WHAT YOU WILL DO: Please quote the material exactly, every line of it.

┌──

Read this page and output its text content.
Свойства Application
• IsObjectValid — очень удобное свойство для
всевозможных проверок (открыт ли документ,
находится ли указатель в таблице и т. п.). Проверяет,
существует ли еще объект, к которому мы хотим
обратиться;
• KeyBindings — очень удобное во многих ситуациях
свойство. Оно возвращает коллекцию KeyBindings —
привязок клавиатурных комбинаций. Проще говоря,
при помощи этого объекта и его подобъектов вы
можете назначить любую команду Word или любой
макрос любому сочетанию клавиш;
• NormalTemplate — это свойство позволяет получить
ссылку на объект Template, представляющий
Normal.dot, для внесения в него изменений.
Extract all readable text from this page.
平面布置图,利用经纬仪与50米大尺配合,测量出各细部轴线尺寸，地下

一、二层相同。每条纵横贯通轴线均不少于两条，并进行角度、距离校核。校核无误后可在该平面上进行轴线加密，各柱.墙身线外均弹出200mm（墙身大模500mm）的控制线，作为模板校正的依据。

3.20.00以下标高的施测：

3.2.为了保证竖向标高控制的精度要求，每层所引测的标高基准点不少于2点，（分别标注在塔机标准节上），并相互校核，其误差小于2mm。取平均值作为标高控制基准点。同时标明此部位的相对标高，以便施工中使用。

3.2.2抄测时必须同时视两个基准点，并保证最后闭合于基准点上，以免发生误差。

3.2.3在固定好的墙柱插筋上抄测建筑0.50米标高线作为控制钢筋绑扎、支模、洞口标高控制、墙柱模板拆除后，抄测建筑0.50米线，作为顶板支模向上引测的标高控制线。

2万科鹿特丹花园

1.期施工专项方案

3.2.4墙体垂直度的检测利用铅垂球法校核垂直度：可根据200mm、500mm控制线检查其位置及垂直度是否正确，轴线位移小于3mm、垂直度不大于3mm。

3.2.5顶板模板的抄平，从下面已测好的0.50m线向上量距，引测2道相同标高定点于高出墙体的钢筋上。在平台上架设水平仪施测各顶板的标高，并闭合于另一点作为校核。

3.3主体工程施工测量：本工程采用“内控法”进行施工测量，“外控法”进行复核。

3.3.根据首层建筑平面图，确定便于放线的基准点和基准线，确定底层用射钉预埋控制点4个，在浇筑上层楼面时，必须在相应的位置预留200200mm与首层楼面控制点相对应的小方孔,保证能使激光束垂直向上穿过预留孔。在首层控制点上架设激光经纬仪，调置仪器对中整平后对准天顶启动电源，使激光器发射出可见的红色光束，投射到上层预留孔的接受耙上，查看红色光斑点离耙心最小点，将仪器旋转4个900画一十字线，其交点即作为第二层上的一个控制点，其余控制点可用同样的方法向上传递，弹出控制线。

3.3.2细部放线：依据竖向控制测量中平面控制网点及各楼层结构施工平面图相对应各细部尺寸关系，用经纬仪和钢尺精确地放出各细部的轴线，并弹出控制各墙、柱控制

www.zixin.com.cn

└──

OUTPUT FOR THIS TASK:
Read this page and output its text content.
Свойства Application
• IsObjectValid — очень удобное свойство для
всевозможных проверок (открыт ли документ,
находится ли указатель в таблице и т. п.). Проверяет,
существует ли еще объект, к которому мы хотим
обратиться;
• KeyBindings — очень удобное во многих ситуациях
свойство. Оно возвращает коллекцию KeyBindings —
привязок клавиатурных комбинаций. Проще говоря,
при помощи этого объекта и его подобъектов вы
можете назначить любую команду Word или любой
макрос любому сочетанию клавиш;
• NormalTemplate — это свойство позволяет получить
ссылку на объект Template, представляющий
Normal.dot, для внесения в него изменений.
Extract all readable text from this page.
平面布置图,利用经纬仪与50米大尺配合,测量出各细部轴线尺寸，地下

一、二层相同。每条纵横贯通轴线均不少于两条，并进行角度、距离校核。校核无误后可在该平面上进行轴线加密，各柱.墙身线外均弹出200mm（墙身大模500mm）的控制线，作为模板校正的依据。

3.20.00以下标高的施测：

3.2.为了保证竖向标高控制的精度要求，每层所引测的标高基准点不少于2点，（分别标注在塔机标准节上），并相互校核，其误差小于2mm。取平均值作为标高控制基准点。同时标明此部位的相对标高，以便施工中使用。

3.2.2抄测时必须同时视两个基准点，并保证最后闭合于基准点上，以免发生误差。

3.2.3在固定好的墙柱插筋上抄测建筑0.50米标高线作为控制钢筋绑扎、支模、洞口标高控制、墙柱模板拆除后，抄测建筑0.50米线，作为顶板支模向上引测的标高控制线。

2万科鹿特丹花园

1.期施工专项方案

3.2.4墙体垂直度的检测利用铅垂球法校核垂直度：可根据200mm、500mm控制线检查其位置及垂直度是否正确，轴线位移小于3mm、垂直度不大于3mm。

3.2.5顶板模板的抄平，从下面已测好的0.50m线向上量距，引测2道相同标高定点于高出墙体的钢筋上。在平台上架设水平仪施测各顶板的标高，并闭合于另一点作为校核。

3.3主体工程施工测量：本工程采用“内控法”进行施工测量，“外控法”进行复核。

3.3.根据首层建筑平面图，确定便于放线的基准点和基准线，确定底层用射钉预埋控制点4个，在浇筑上层楼面时，必须在相应的位置预留200200mm与首层楼面控制点相对应的小方孔,保证能使激光束垂直向上穿过预留孔。在首层控制点上架设激光经纬仪，调置仪器对中整平后对准天顶启动电源，使激光器发射出可见的红色光束，投射到上层预留孔的接受耙上，查看红色光斑点离耙心最小点，将仪器旋转4个900画一十字线，其交点即作为第二层上的一个控制点，其余控制点可用同样的方法向上传递，弹出控制线。

3.3.2细部放线：依据竖向控制测量中平面控制网点及各楼层结构施工平面图相对应各细部尺寸关系，用经纬仪和钢尺精确地放出各细部的轴线，并弹出控制各墙、柱控制

www.zixin.com.cn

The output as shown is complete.